▶ Description of the task
Search the records that follow and extract every line containing the string "text".

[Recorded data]
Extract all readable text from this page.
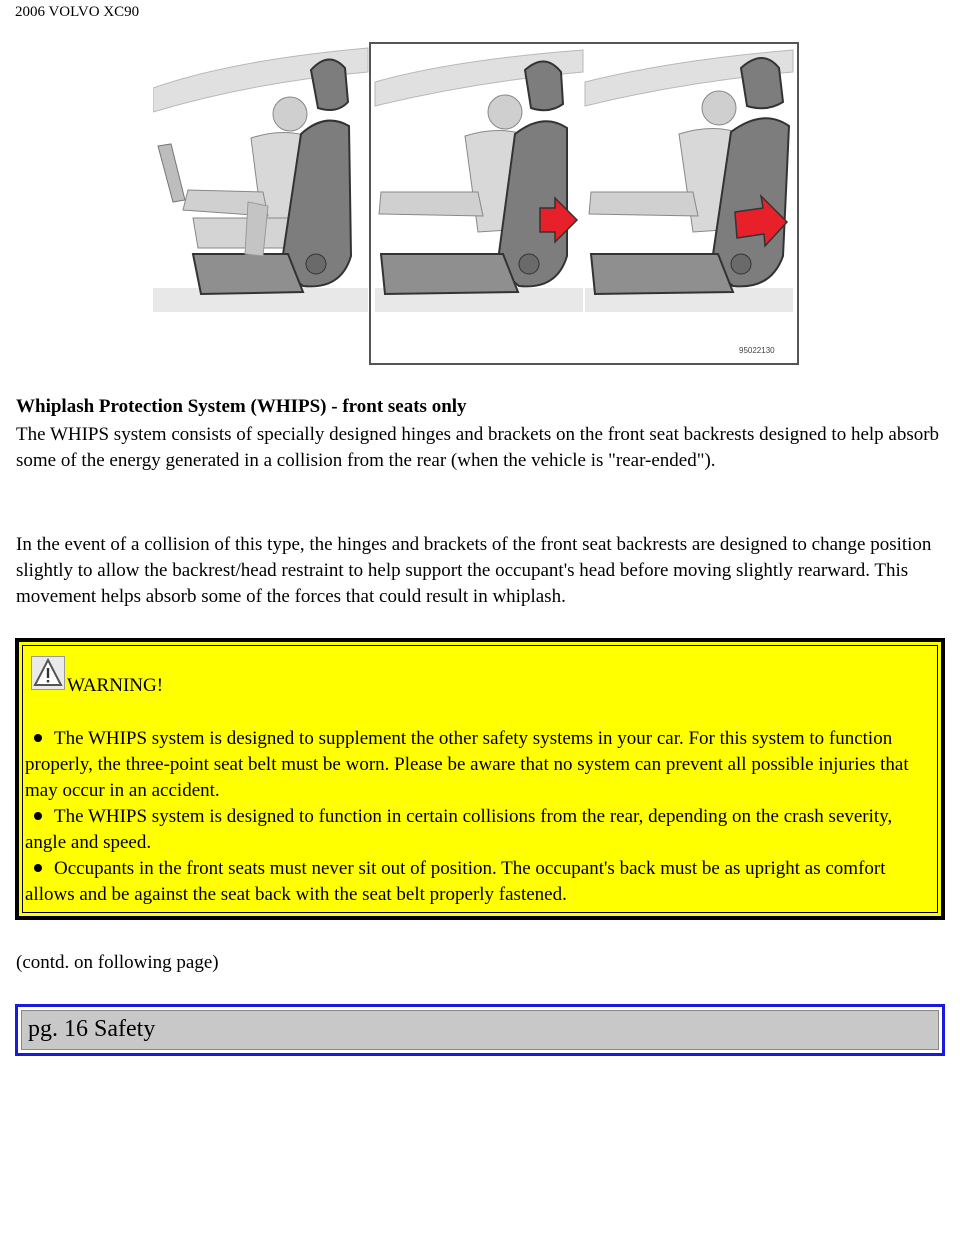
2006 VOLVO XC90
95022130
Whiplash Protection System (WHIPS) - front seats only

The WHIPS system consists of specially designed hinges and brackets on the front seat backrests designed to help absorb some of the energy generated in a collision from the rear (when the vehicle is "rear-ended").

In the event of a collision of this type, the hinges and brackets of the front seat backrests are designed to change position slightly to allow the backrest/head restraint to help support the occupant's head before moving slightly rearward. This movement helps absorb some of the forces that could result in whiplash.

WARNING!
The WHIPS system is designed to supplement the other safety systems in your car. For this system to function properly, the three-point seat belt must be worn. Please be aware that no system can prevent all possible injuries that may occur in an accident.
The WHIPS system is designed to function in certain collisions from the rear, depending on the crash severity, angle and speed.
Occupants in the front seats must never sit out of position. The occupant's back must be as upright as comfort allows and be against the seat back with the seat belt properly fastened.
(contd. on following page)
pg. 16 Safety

==

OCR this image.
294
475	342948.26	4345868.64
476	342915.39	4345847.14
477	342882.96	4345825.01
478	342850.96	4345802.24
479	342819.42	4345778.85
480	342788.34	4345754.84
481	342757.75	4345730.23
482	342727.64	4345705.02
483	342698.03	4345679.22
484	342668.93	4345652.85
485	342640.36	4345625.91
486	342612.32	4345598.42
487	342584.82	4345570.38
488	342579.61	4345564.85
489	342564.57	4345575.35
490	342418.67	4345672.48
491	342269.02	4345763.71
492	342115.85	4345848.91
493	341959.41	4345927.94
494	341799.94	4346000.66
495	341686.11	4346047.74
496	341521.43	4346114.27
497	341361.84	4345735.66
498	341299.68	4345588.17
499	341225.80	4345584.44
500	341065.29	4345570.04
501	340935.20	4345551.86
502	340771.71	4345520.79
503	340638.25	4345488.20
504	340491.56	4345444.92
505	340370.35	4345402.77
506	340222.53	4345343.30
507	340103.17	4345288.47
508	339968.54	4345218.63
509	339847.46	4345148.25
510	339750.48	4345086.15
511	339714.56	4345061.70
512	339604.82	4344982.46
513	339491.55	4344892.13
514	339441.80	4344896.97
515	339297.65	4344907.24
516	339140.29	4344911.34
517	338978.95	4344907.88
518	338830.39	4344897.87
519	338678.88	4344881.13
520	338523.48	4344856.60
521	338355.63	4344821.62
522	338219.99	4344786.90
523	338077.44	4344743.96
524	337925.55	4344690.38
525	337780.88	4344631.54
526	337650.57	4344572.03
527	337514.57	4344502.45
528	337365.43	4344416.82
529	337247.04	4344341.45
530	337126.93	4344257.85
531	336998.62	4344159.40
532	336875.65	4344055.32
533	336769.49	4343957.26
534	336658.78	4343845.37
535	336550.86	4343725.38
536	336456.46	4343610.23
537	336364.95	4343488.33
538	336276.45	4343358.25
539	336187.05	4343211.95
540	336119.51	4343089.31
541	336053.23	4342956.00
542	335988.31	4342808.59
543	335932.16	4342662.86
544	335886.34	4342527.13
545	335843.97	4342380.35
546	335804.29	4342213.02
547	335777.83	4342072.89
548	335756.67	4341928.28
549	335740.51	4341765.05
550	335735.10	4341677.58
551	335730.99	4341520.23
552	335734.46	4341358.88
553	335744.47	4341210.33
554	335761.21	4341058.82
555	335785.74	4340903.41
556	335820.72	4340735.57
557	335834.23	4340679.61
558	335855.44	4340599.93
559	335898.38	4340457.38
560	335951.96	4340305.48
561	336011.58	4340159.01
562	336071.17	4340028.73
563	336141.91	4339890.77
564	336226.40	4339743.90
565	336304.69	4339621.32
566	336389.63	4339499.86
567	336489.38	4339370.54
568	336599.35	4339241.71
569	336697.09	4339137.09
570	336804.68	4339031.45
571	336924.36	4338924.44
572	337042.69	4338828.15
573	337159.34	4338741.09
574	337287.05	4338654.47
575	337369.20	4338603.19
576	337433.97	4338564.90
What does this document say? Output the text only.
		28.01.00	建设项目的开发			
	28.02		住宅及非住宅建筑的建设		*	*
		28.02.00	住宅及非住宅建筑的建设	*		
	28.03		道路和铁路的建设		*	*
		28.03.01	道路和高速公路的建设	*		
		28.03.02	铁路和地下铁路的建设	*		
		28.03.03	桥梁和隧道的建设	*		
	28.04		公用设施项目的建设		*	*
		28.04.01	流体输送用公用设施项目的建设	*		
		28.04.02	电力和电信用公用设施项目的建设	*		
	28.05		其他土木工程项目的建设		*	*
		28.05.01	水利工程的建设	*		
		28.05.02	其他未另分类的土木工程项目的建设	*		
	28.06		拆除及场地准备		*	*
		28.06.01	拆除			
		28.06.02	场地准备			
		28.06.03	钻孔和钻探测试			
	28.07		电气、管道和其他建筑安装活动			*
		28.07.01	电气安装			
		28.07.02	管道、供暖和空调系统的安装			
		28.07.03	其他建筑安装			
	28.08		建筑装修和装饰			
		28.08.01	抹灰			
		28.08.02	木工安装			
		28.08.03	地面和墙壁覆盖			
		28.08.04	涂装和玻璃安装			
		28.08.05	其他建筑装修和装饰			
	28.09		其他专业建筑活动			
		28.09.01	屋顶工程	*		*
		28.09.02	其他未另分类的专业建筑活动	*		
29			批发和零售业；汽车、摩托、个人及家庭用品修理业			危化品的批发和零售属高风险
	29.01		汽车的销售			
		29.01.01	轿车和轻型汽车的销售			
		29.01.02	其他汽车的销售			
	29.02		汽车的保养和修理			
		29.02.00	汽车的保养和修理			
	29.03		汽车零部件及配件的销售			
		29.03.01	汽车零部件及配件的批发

▶ Solution to the exercise
Extract all readable text from this page.
What does this document say? Output the text only.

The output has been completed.